* **TASK DIRECTIONS**: Locate each line of the material that contains "各院系院长", then return it.

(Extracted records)
○ ○ ○ ○ ○ ○ ○

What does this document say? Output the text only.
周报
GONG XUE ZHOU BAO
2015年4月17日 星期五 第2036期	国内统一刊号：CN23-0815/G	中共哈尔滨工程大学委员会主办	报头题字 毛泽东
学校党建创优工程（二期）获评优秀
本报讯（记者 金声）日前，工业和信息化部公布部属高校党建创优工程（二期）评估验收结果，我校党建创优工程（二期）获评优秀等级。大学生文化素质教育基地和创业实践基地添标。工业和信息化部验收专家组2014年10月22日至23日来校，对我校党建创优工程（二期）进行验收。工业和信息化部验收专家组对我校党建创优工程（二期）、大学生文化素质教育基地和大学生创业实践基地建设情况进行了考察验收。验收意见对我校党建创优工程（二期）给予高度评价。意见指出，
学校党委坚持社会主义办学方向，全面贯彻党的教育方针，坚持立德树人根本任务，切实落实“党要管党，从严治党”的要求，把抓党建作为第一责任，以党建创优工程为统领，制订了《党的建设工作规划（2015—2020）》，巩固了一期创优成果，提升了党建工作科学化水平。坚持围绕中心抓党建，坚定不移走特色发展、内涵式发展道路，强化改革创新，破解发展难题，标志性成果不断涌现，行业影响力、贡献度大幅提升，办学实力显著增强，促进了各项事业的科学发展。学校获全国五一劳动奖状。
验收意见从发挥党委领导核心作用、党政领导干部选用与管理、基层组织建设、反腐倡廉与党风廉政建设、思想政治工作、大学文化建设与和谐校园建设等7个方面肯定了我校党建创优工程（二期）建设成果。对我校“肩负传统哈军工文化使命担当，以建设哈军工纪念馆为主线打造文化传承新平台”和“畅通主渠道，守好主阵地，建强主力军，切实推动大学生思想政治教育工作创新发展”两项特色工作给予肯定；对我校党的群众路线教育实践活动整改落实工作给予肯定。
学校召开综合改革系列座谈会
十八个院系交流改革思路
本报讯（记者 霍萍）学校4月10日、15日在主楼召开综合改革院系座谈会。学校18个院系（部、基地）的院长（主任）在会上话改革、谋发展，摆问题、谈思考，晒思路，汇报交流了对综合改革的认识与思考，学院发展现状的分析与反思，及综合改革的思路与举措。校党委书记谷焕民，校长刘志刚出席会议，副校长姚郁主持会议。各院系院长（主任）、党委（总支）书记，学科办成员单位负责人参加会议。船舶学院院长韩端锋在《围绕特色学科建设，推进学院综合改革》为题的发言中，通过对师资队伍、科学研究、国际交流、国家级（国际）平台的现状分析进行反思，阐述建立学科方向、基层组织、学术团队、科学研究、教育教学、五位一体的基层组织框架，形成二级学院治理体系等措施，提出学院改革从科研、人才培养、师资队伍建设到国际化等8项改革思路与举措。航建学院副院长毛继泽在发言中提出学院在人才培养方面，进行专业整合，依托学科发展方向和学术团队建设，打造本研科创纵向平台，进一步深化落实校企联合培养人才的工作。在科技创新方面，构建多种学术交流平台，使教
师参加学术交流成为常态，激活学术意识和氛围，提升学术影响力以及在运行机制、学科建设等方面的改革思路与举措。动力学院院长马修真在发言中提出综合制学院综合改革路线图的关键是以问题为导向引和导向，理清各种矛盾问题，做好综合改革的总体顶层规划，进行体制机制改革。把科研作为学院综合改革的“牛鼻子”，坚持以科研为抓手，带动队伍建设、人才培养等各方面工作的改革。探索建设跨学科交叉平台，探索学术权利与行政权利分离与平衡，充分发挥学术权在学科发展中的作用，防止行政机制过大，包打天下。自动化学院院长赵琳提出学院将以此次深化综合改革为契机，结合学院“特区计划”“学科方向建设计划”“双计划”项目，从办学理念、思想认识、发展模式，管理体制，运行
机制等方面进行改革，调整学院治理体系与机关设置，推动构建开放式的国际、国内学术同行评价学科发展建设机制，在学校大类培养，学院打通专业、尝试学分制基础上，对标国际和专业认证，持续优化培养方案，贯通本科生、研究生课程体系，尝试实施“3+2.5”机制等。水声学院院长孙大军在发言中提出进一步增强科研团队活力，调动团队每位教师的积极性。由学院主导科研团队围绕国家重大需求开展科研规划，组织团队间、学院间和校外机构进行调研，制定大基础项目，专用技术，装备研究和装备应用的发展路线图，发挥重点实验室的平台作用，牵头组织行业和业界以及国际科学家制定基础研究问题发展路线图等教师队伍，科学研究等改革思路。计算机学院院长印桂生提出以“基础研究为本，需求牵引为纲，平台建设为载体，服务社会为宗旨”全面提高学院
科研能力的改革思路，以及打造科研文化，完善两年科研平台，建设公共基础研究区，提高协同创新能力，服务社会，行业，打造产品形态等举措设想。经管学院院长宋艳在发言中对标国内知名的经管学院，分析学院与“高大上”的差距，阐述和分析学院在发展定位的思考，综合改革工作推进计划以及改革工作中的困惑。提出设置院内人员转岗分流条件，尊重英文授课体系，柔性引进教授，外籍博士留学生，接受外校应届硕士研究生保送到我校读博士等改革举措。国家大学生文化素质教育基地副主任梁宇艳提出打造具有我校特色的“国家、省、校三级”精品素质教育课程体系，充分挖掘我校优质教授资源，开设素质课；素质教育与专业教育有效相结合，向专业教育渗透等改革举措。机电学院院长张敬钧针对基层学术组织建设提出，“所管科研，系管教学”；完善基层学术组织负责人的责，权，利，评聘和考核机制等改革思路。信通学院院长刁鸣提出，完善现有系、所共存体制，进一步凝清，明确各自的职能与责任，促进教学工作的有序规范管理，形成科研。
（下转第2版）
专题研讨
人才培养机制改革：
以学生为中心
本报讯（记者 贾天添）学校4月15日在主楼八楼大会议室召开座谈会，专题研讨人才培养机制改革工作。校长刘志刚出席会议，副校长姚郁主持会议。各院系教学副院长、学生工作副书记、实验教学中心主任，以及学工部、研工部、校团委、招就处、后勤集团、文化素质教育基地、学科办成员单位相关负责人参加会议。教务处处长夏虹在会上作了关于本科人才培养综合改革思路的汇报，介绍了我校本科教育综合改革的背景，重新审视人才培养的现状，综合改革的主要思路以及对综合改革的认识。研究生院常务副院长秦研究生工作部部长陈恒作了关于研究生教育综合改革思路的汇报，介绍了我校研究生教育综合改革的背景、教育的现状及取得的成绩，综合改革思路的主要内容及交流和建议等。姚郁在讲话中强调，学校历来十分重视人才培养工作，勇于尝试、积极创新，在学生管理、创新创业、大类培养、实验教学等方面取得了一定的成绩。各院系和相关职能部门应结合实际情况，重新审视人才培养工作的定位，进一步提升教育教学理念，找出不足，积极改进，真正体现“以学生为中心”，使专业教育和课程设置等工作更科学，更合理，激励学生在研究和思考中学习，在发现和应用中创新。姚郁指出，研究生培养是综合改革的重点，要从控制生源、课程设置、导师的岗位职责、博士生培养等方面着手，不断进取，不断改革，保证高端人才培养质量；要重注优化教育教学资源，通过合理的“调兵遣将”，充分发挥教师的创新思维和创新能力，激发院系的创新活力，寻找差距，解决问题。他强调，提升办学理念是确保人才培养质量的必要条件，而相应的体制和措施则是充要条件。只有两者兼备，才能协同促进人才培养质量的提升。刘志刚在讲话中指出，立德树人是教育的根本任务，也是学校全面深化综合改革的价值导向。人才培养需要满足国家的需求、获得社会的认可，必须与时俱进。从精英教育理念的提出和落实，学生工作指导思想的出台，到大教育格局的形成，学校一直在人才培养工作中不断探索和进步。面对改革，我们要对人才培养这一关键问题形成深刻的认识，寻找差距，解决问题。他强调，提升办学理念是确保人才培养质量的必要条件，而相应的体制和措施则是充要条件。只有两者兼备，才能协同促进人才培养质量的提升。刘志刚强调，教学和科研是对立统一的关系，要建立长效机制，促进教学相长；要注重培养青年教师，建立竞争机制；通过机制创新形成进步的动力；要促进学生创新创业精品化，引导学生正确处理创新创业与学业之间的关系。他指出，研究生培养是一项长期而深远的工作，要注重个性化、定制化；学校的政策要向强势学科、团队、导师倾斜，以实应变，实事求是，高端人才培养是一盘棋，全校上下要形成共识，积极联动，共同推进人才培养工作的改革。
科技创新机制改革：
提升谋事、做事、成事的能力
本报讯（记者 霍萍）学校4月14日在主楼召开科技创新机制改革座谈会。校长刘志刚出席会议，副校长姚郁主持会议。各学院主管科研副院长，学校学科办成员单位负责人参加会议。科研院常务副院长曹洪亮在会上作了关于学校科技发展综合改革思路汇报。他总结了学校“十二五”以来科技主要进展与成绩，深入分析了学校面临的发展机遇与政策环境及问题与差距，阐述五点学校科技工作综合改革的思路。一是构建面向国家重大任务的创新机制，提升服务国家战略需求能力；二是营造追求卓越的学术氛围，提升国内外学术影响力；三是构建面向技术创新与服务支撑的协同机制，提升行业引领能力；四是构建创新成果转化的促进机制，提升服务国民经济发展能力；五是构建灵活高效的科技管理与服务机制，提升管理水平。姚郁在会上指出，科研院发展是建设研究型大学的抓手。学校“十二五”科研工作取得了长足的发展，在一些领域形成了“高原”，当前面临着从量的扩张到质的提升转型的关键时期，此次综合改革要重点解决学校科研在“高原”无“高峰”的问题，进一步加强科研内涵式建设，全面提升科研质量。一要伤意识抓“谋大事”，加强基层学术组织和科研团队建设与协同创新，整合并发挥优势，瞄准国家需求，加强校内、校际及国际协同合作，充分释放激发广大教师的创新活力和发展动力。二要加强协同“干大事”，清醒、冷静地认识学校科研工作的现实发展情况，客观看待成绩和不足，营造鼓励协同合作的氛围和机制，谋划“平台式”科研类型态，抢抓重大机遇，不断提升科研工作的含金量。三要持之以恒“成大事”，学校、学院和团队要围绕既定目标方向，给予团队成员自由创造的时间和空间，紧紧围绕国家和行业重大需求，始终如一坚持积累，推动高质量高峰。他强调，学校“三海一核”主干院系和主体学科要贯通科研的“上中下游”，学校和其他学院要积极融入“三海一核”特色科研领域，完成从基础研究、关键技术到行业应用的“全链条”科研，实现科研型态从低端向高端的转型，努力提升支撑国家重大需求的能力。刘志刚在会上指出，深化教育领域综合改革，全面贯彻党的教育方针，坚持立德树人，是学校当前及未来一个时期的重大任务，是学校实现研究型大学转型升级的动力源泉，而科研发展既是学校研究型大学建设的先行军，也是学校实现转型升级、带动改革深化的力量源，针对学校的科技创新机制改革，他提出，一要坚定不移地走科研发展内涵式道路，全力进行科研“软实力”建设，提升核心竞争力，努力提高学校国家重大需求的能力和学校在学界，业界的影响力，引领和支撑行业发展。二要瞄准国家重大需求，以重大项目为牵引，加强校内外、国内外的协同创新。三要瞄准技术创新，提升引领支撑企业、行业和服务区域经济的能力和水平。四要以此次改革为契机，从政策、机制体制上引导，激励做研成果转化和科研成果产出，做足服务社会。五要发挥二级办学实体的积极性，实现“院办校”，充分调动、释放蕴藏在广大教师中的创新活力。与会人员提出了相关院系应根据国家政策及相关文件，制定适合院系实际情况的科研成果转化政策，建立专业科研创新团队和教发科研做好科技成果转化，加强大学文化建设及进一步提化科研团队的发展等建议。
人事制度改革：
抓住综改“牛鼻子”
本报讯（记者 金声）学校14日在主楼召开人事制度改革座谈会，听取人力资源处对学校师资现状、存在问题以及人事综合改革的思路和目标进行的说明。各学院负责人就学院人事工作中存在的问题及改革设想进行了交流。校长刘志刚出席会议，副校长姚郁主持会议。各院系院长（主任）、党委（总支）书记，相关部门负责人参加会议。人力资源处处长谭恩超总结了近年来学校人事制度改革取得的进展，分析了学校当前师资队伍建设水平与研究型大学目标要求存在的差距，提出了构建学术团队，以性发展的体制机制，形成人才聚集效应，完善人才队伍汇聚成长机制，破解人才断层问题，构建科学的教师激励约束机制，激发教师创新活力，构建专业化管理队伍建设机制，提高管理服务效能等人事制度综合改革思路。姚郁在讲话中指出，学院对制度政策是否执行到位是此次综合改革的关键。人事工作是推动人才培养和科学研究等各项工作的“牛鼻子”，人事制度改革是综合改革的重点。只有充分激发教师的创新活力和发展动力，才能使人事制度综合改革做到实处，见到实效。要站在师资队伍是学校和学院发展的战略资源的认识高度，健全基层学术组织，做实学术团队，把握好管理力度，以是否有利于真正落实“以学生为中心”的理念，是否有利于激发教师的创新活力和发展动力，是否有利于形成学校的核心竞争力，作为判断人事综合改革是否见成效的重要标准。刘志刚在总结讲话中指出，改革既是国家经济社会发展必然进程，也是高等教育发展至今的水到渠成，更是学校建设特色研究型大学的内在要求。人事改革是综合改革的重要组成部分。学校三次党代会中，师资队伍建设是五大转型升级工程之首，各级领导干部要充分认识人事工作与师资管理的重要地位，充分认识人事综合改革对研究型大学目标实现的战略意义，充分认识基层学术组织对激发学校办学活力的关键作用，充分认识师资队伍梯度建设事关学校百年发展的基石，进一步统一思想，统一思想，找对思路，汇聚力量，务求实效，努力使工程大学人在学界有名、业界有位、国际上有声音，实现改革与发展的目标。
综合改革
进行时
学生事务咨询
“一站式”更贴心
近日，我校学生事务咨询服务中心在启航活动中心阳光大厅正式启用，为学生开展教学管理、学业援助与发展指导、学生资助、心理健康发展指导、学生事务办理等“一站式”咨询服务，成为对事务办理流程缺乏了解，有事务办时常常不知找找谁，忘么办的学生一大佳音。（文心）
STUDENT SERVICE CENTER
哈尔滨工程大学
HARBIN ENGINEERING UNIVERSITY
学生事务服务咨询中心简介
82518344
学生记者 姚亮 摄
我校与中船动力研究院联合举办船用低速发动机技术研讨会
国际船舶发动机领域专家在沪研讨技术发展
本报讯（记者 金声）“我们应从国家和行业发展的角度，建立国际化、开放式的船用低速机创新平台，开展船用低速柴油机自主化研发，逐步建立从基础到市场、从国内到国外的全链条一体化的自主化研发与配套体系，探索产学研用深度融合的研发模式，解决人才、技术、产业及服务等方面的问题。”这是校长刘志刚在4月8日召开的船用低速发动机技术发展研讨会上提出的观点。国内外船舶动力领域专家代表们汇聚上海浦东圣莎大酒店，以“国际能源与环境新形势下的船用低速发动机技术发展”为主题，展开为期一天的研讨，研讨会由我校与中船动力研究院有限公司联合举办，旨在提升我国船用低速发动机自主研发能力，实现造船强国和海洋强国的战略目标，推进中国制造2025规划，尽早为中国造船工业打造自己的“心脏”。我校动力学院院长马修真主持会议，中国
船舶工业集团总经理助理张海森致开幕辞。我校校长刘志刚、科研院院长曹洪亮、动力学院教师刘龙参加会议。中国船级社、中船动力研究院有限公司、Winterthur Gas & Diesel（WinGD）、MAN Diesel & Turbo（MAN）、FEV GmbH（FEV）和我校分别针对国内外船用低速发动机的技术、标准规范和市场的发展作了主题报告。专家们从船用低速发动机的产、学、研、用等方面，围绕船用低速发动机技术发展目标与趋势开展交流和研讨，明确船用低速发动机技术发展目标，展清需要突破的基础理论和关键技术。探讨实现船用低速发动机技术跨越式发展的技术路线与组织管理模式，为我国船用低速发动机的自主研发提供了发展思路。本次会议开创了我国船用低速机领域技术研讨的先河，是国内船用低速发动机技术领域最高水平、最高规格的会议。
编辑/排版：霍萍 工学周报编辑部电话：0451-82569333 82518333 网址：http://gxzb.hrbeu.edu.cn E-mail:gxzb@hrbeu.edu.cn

○ ○ ○ ○ ○ ○ ○

* **SOLUTION TO THIS EXERCISE**:
本报讯（记者 霍萍）学校4月10日、15日在主楼召开综合改革院系座谈会。学校18个院系（部、基地）的院长（主任）在会上话改革、谋发展，摆问题、谈思考，晒思路，汇报交流了对综合改革的认识与思考，学院发展现状的分析与反思，及综合改革的思路与举措。校党委书记谷焕民，校长刘志刚出席会议，副校长姚郁主持会议。各院系院长（主任）、党委（总支）书记，学科办成员单位负责人参加会议。船舶学院院长韩端锋在《围绕特色学科建设，推进学院综合改革》为题的发言中，通过对师资队伍、科学研究、国际交流、国家级（国际）平台的现状分析进行反思，阐述建立学科方向、基层组织、学术团队、科学研究、教育教学、五位一体的基层组织框架，形成二级学院治理体系等措施，提出学院改革从科研、人才培养、师资队伍建设到国际化等8项改革思路与举措。航建学院副院长毛继泽在发言中提出学院在人才培养方面，进行专业整合，依托学科发展方向和学术团队建设，打造本研科创纵向平台，进一步深化落实校企联合培养人才的工作。在科技创新方面，构建多种学术交流平台，使教
本报讯（记者 金声）学校14日在主楼召开人事制度改革座谈会，听取人力资源处对学校师资现状、存在问题以及人事综合改革的思路和目标进行的说明。各学院负责人就学院人事工作中存在的问题及改革设想进行了交流。校长刘志刚出席会议，副校长姚郁主持会议。各院系院长（主任）、党委（总支）书记，相关部门负责人参加会议。人力资源处处长谭恩超总结了近年来学校人事制度改革取得的进展，分析了学校当前师资队伍建设水平与研究型大学目标要求存在的差距，提出了构建学术团队，以性发展的体制机制，形成人才聚集效应，完善人才队伍汇聚成长机制，破解人才断层问题，构建科学的教师激励约束机制，激发教师创新活力，构建专业化管理队伍建设机制，提高管理服务效能等人事制度综合改革思路。姚郁在讲话中指出，学院对制度政策是否执行到位是此次综合改革的关键。人事工作是推动人才培养和科学研究等各项工作的“牛鼻子”，人事制度改革是综合改革的重点。只有充分激发教师的创新活力和发展动力，才能使人事制度综合改革做到实处，见到实效。要站在师资队伍是学校和学院发展的战略资源的认识高度，健全基层学术组织，做实学术团队，把握好管理力度，以是否有利于真正落实“以学生为中心”的理念，是否有利于激发教师的创新活力和发展动力，是否有利于形成学校的核心竞争力，作为判断人事综合改革是否见成效的重要标准。刘志刚在总结讲话中指出，改革既是国家经济社会发展必然进程，也是高等教育发展至今的水到渠成，更是学校建设特色研究型大学的内在要求。人事改革是综合改革的重要组成部分。学校三次党代会中，师资队伍建设是五大转型升级工程之首，各级领导干部要充分认识人事工作与师资管理的重要地位，充分认识人事综合改革对研究型大学目标实现的战略意义，充分认识基层学术组织对激发学校办学活力的关键作用，充分认识师资队伍梯度建设事关学校百年发展的基石，进一步统一思想，统一思想，找对思路，汇聚力量，务求实效，努力使工程大学人在学界有名、业界有位、国际上有声音，实现改革与发展的目标。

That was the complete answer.